Dataset records:
════════════════════

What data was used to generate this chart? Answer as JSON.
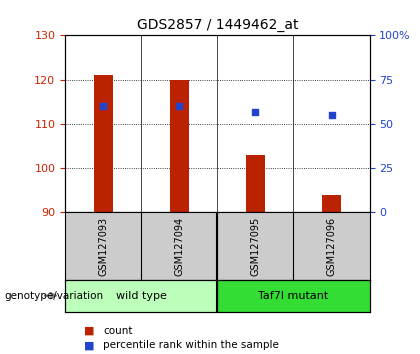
{
  "title": "GDS2857 / 1449462_at",
  "samples": [
    "GSM127093",
    "GSM127094",
    "GSM127095",
    "GSM127096"
  ],
  "bar_values": [
    121,
    120,
    103,
    94
  ],
  "bar_base": 90,
  "percentile_values": [
    60,
    60,
    57,
    55
  ],
  "left_ylim": [
    90,
    130
  ],
  "left_yticks": [
    90,
    100,
    110,
    120,
    130
  ],
  "right_ylim": [
    0,
    100
  ],
  "right_yticks": [
    0,
    25,
    50,
    75,
    100
  ],
  "bar_color": "#bb2200",
  "dot_color": "#2244cc",
  "group_colors": [
    "#bbffbb",
    "#33dd33"
  ],
  "groups": [
    {
      "label": "wild type",
      "samples": [
        0,
        1
      ]
    },
    {
      "label": "Taf7l mutant",
      "samples": [
        2,
        3
      ]
    }
  ],
  "group_label": "genotype/variation",
  "legend_count_label": "count",
  "legend_percentile_label": "percentile rank within the sample",
  "tick_color_left": "#cc2200",
  "tick_color_right": "#2244cc",
  "background_color": "#ffffff",
  "sample_box_color": "#cccccc",
  "bar_width": 0.25
}
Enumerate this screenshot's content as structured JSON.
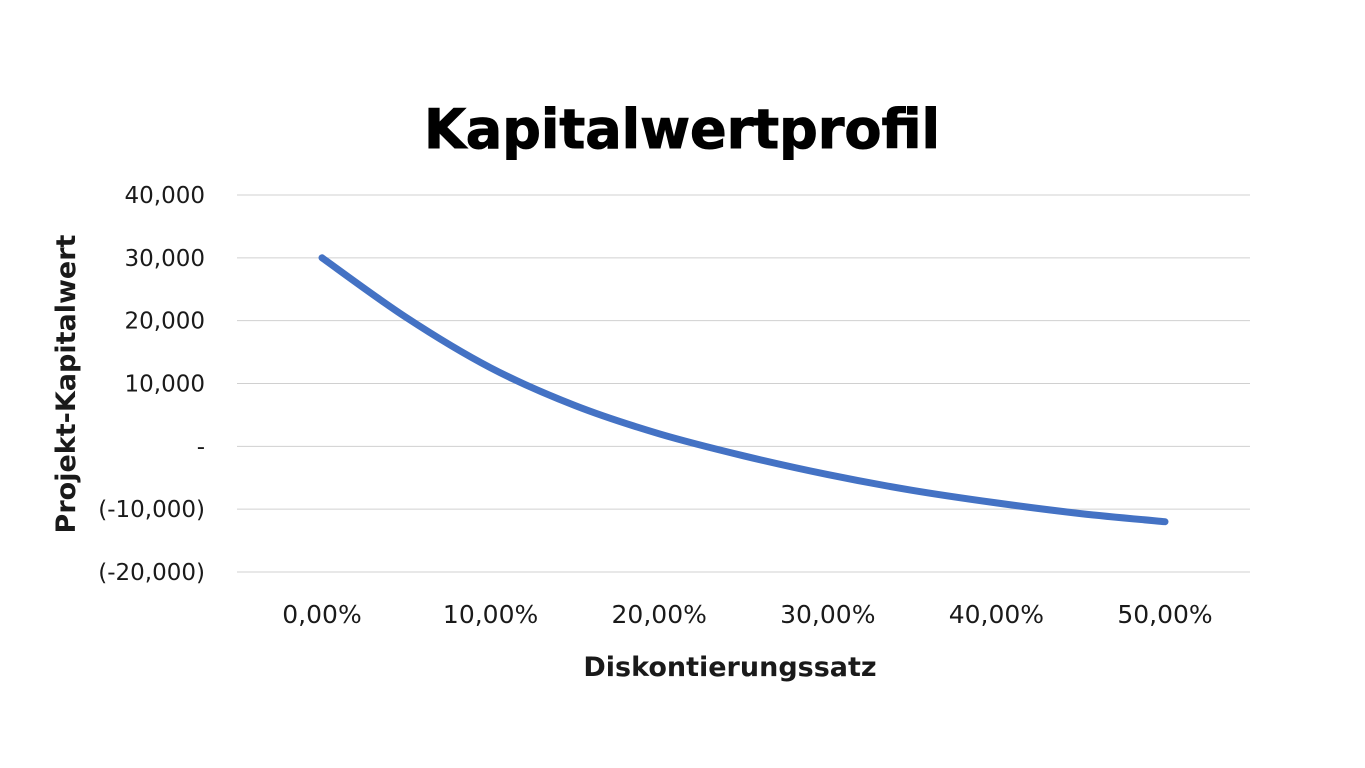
{
  "chart_data": {
    "type": "line",
    "title": "Kapitalwertprofil",
    "xlabel": "Diskontierungssatz",
    "ylabel": "Projekt-Kapitalwert",
    "xlim": [
      0,
      50
    ],
    "ylim": [
      -20000,
      40000
    ],
    "x_tick_labels": [
      "0,00%",
      "10,00%",
      "20,00%",
      "30,00%",
      "40,00%",
      "50,00%"
    ],
    "x_tick_values": [
      0,
      10,
      20,
      30,
      40,
      50
    ],
    "y_tick_labels": [
      "40,000",
      "30,000",
      "20,000",
      "10,000",
      "-",
      "(-10,000)",
      "(-20,000)"
    ],
    "y_tick_values": [
      40000,
      30000,
      20000,
      10000,
      0,
      -10000,
      -20000
    ],
    "grid": true,
    "legend": "none",
    "series": [
      {
        "color": "#4472C4",
        "x": [
          0,
          5,
          10,
          15,
          20,
          25,
          30,
          35,
          40,
          45,
          50
        ],
        "y": [
          30000,
          20500,
          12500,
          6500,
          2000,
          -1500,
          -4500,
          -7000,
          -9000,
          -10700,
          -12000
        ]
      }
    ]
  }
}
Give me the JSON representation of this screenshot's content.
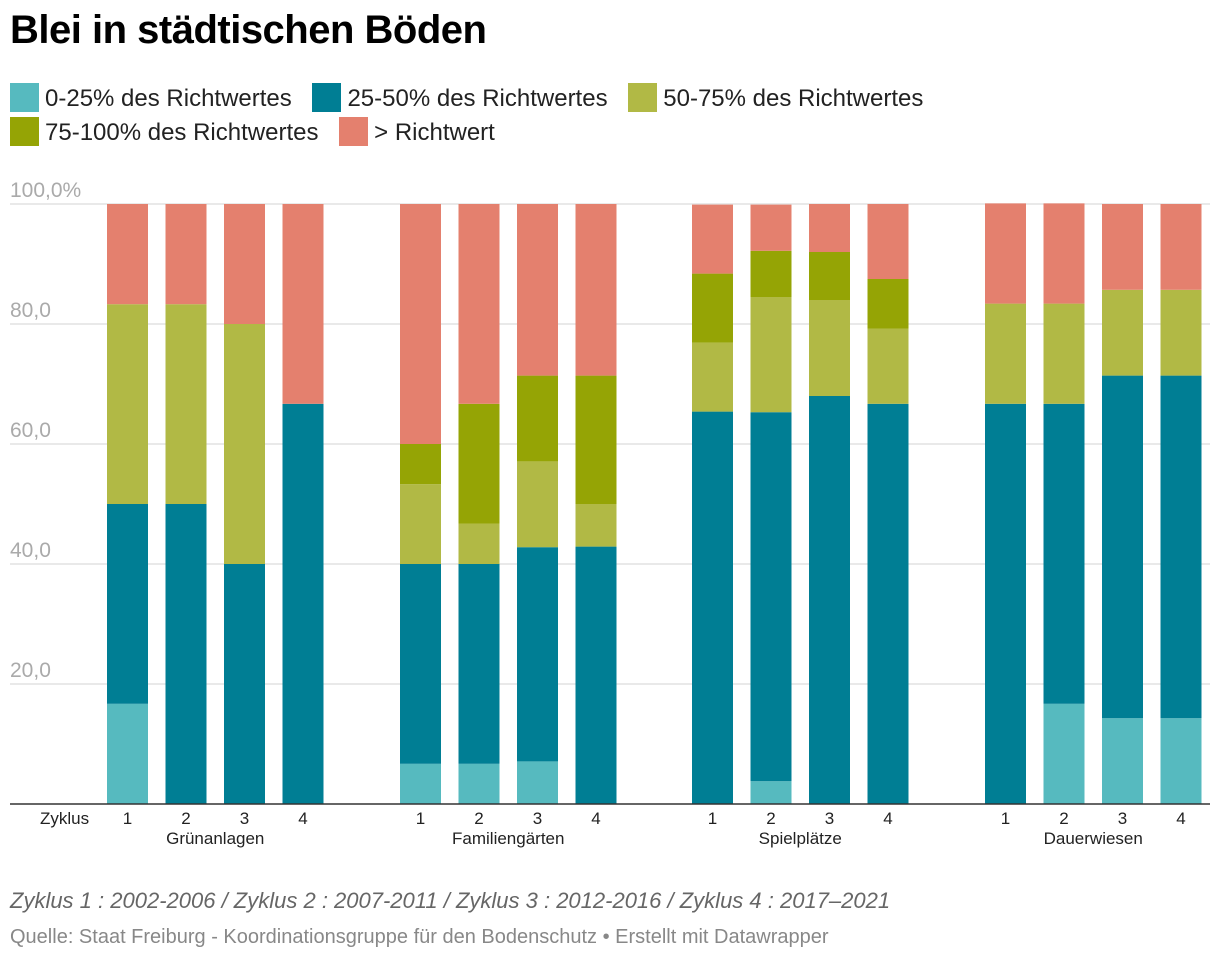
{
  "title": "Blei in städtischen Böden",
  "legend": [
    {
      "label": "0-25% des Richtwertes",
      "color": "#56babf"
    },
    {
      "label": "25-50% des Richtwertes",
      "color": "#007e94"
    },
    {
      "label": "50-75% des Richtwertes",
      "color": "#b1b945"
    },
    {
      "label": "75-100% des Richtwertes",
      "color": "#95a405"
    },
    {
      "label": "> Richtwert",
      "color": "#e4806e"
    }
  ],
  "chart_data": {
    "type": "bar",
    "stacked": true,
    "x_prefix_label": "Zyklus",
    "y_ticks": [
      "20,0",
      "40,0",
      "60,0",
      "80,0",
      "100,0%"
    ],
    "ylim": [
      0,
      100
    ],
    "groups": [
      {
        "name": "Grünanlagen",
        "cycles": [
          "1",
          "2",
          "3",
          "4"
        ],
        "values": [
          [
            16.7,
            33.3,
            33.3,
            0,
            16.7
          ],
          [
            0,
            50,
            33.3,
            0,
            16.7
          ],
          [
            0,
            40,
            40,
            0,
            20
          ],
          [
            0,
            66.7,
            0,
            0,
            33.3
          ]
        ]
      },
      {
        "name": "Familiengärten",
        "cycles": [
          "1",
          "2",
          "3",
          "4"
        ],
        "values": [
          [
            6.7,
            33.3,
            13.3,
            6.7,
            40
          ],
          [
            6.7,
            33.3,
            6.7,
            20,
            33.3
          ],
          [
            7.1,
            35.7,
            14.3,
            14.3,
            28.6
          ],
          [
            0,
            42.9,
            7.1,
            21.4,
            28.6
          ]
        ]
      },
      {
        "name": "Spielplätze",
        "cycles": [
          "1",
          "2",
          "3",
          "4"
        ],
        "values": [
          [
            0,
            65.4,
            11.5,
            11.5,
            11.5
          ],
          [
            3.8,
            61.5,
            19.2,
            7.7,
            7.7
          ],
          [
            0,
            68,
            16,
            8,
            8
          ],
          [
            0,
            66.7,
            12.5,
            8.3,
            12.5
          ]
        ]
      },
      {
        "name": "Dauerwiesen",
        "cycles": [
          "1",
          "2",
          "3",
          "4"
        ],
        "values": [
          [
            0,
            66.7,
            16.7,
            0,
            16.7
          ],
          [
            16.7,
            50,
            16.7,
            0,
            16.7
          ],
          [
            14.3,
            57.1,
            14.3,
            0,
            14.3
          ],
          [
            14.3,
            57.1,
            14.3,
            0,
            14.3
          ]
        ]
      }
    ]
  },
  "footnote": "Zyklus 1 : 2002-2006 / Zyklus 2 : 2007-2011 / Zyklus 3 : 2012-2016 / Zyklus 4 : 2017–2021",
  "source": "Quelle: Staat Freiburg - Koordinationsgruppe für den Bodenschutz • Erstellt mit Datawrapper"
}
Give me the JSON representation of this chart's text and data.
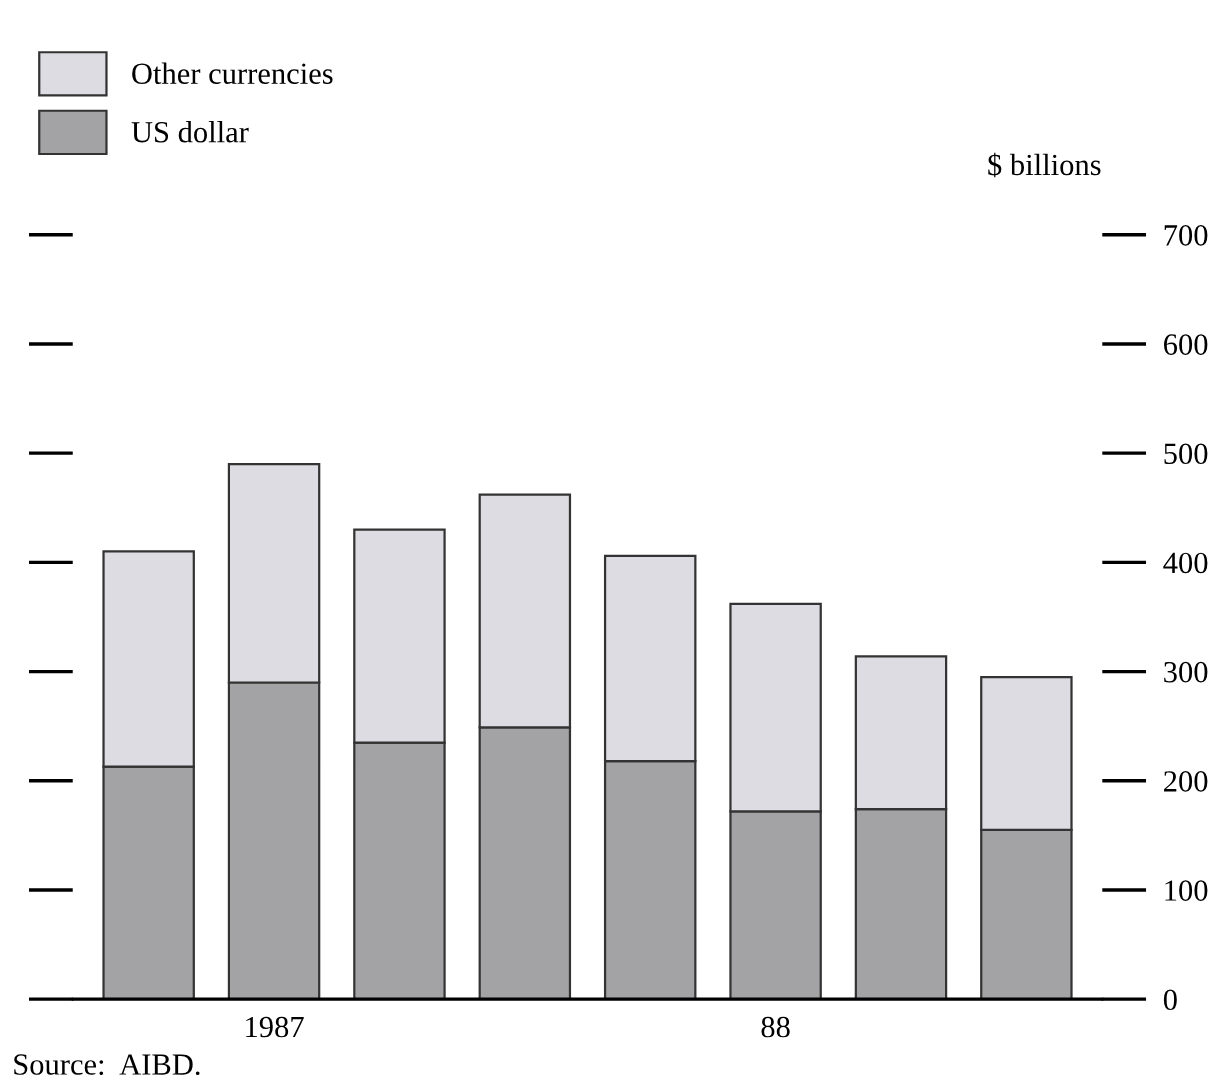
{
  "chart_data": {
    "type": "bar",
    "stacked": true,
    "ylabel": "$ billions",
    "categories": [
      null,
      "1987",
      null,
      null,
      null,
      "88",
      null,
      null
    ],
    "series": [
      {
        "name": "US dollar",
        "color": "#a3a3a6",
        "values": [
          213,
          290,
          235,
          249,
          218,
          172,
          174,
          155
        ]
      },
      {
        "name": "Other currencies",
        "color": "#dcdce2",
        "values": [
          197,
          200,
          195,
          213,
          188,
          190,
          140,
          140
        ]
      }
    ],
    "ylim": [
      0,
      720
    ],
    "yticks": [
      0,
      100,
      200,
      300,
      400,
      500,
      600,
      700
    ],
    "grid": false,
    "legend": "top left",
    "annotations": [
      "Source:  AIBD."
    ]
  }
}
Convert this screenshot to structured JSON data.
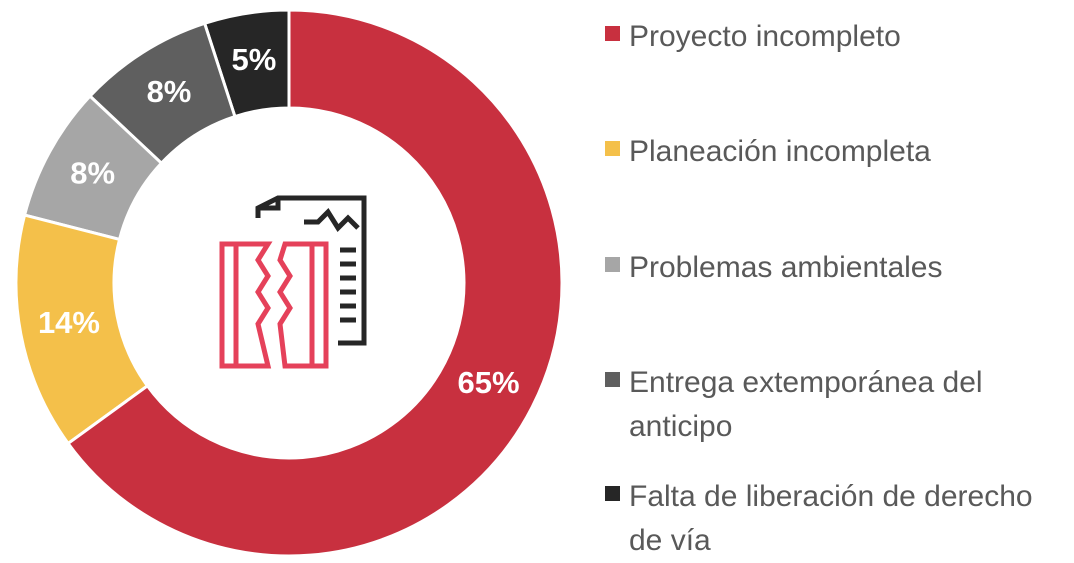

════════════════════

TASK INSTRUCTIONS: Restate the records above in full, word for word. Keep pictures out.

RESPONSE BELOW:
What data was used to generate this chart? Answer as JSON.
{
  "title": "GDS2857 / 1449462_at",
  "samples": [
    "GSM127093",
    "GSM127094",
    "GSM127095",
    "GSM127096"
  ],
  "bar_values": [
    121,
    120,
    103,
    94
  ],
  "bar_base": 90,
  "percentile_values": [
    60,
    60,
    57,
    55
  ],
  "left_ylim": [
    90,
    130
  ],
  "left_yticks": [
    90,
    100,
    110,
    120,
    130
  ],
  "right_ylim": [
    0,
    100
  ],
  "right_yticks": [
    0,
    25,
    50,
    75,
    100
  ],
  "bar_color": "#bb2200",
  "dot_color": "#2244cc",
  "group_colors": [
    "#bbffbb",
    "#33dd33"
  ],
  "groups": [
    {
      "label": "wild type",
      "samples": [
        0,
        1
      ]
    },
    {
      "label": "Taf7l mutant",
      "samples": [
        2,
        3
      ]
    }
  ],
  "group_label": "genotype/variation",
  "legend_count_label": "count",
  "legend_percentile_label": "percentile rank within the sample",
  "tick_color_left": "#cc2200",
  "tick_color_right": "#2244cc",
  "background_color": "#ffffff",
  "sample_box_color": "#cccccc",
  "bar_width": 0.25
}
Enumerate this screenshot's content as structured JSON.
{
  "chart_data": {
    "type": "line",
    "title": "Kapitalwertprofil",
    "xlabel": "Diskontierungssatz",
    "ylabel": "Projekt-Kapitalwert",
    "xlim": [
      0,
      50
    ],
    "ylim": [
      -20000,
      40000
    ],
    "x_tick_labels": [
      "0,00%",
      "10,00%",
      "20,00%",
      "30,00%",
      "40,00%",
      "50,00%"
    ],
    "x_tick_values": [
      0,
      10,
      20,
      30,
      40,
      50
    ],
    "y_tick_labels": [
      "40,000",
      "30,000",
      "20,000",
      "10,000",
      "-",
      "(-10,000)",
      "(-20,000)"
    ],
    "y_tick_values": [
      40000,
      30000,
      20000,
      10000,
      0,
      -10000,
      -20000
    ],
    "grid": true,
    "legend": "none",
    "series": [
      {
        "color": "#4472C4",
        "x": [
          0,
          5,
          10,
          15,
          20,
          25,
          30,
          35,
          40,
          45,
          50
        ],
        "y": [
          30000,
          20500,
          12500,
          6500,
          2000,
          -1500,
          -4500,
          -7000,
          -9000,
          -10700,
          -12000
        ]
      }
    ]
  }
}
Give me the JSON representation of this screenshot's content.
{
  "title": "Blei in städtischen Böden",
  "legend": [
    {
      "label": "0-25% des Richtwertes",
      "color": "#56babf"
    },
    {
      "label": "25-50% des Richtwertes",
      "color": "#007e94"
    },
    {
      "label": "50-75% des Richtwertes",
      "color": "#b1b945"
    },
    {
      "label": "75-100% des Richtwertes",
      "color": "#95a405"
    },
    {
      "label": "> Richtwert",
      "color": "#e4806e"
    }
  ],
  "chart_data": {
    "type": "bar",
    "stacked": true,
    "x_prefix_label": "Zyklus",
    "y_ticks": [
      "20,0",
      "40,0",
      "60,0",
      "80,0",
      "100,0%"
    ],
    "ylim": [
      0,
      100
    ],
    "groups": [
      {
        "name": "Grünanlagen",
        "cycles": [
          "1",
          "2",
          "3",
          "4"
        ],
        "values": [
          [
            16.7,
            33.3,
            33.3,
            0,
            16.7
          ],
          [
            0,
            50,
            33.3,
            0,
            16.7
          ],
          [
            0,
            40,
            40,
            0,
            20
          ],
          [
            0,
            66.7,
            0,
            0,
            33.3
          ]
        ]
      },
      {
        "name": "Familiengärten",
        "cycles": [
          "1",
          "2",
          "3",
          "4"
        ],
        "values": [
          [
            6.7,
            33.3,
            13.3,
            6.7,
            40
          ],
          [
            6.7,
            33.3,
            6.7,
            20,
            33.3
          ],
          [
            7.1,
            35.7,
            14.3,
            14.3,
            28.6
          ],
          [
            0,
            42.9,
            7.1,
            21.4,
            28.6
          ]
        ]
      },
      {
        "name": "Spielplätze",
        "cycles": [
          "1",
          "2",
          "3",
          "4"
        ],
        "values": [
          [
            0,
            65.4,
            11.5,
            11.5,
            11.5
          ],
          [
            3.8,
            61.5,
            19.2,
            7.7,
            7.7
          ],
          [
            0,
            68,
            16,
            8,
            8
          ],
          [
            0,
            66.7,
            12.5,
            8.3,
            12.5
          ]
        ]
      },
      {
        "name": "Dauerwiesen",
        "cycles": [
          "1",
          "2",
          "3",
          "4"
        ],
        "values": [
          [
            0,
            66.7,
            16.7,
            0,
            16.7
          ],
          [
            16.7,
            50,
            16.7,
            0,
            16.7
          ],
          [
            14.3,
            57.1,
            14.3,
            0,
            14.3
          ],
          [
            14.3,
            57.1,
            14.3,
            0,
            14.3
          ]
        ]
      }
    ]
  },
  "footnote": "Zyklus 1 : 2002-2006 / Zyklus 2 : 2007-2011 / Zyklus 3 : 2012-2016 / Zyklus 4 : 2017–2021",
  "source": "Quelle: Staat Freiburg - Koordinationsgruppe für den Bodenschutz • Erstellt mit Datawrapper"
}
Give me the JSON representation of this chart's text and data.
{
  "chart_data": {
    "type": "bar",
    "stacked": true,
    "ylabel": "$ billions",
    "categories": [
      null,
      "1987",
      null,
      null,
      null,
      "88",
      null,
      null
    ],
    "series": [
      {
        "name": "US dollar",
        "color": "#a3a3a6",
        "values": [
          213,
          290,
          235,
          249,
          218,
          172,
          174,
          155
        ]
      },
      {
        "name": "Other currencies",
        "color": "#dcdce2",
        "values": [
          197,
          200,
          195,
          213,
          188,
          190,
          140,
          140
        ]
      }
    ],
    "ylim": [
      0,
      720
    ],
    "yticks": [
      0,
      100,
      200,
      300,
      400,
      500,
      600,
      700
    ],
    "grid": false,
    "legend": "top left",
    "annotations": [
      "Source:  AIBD."
    ]
  }
}
Convert this screenshot to structured JSON data.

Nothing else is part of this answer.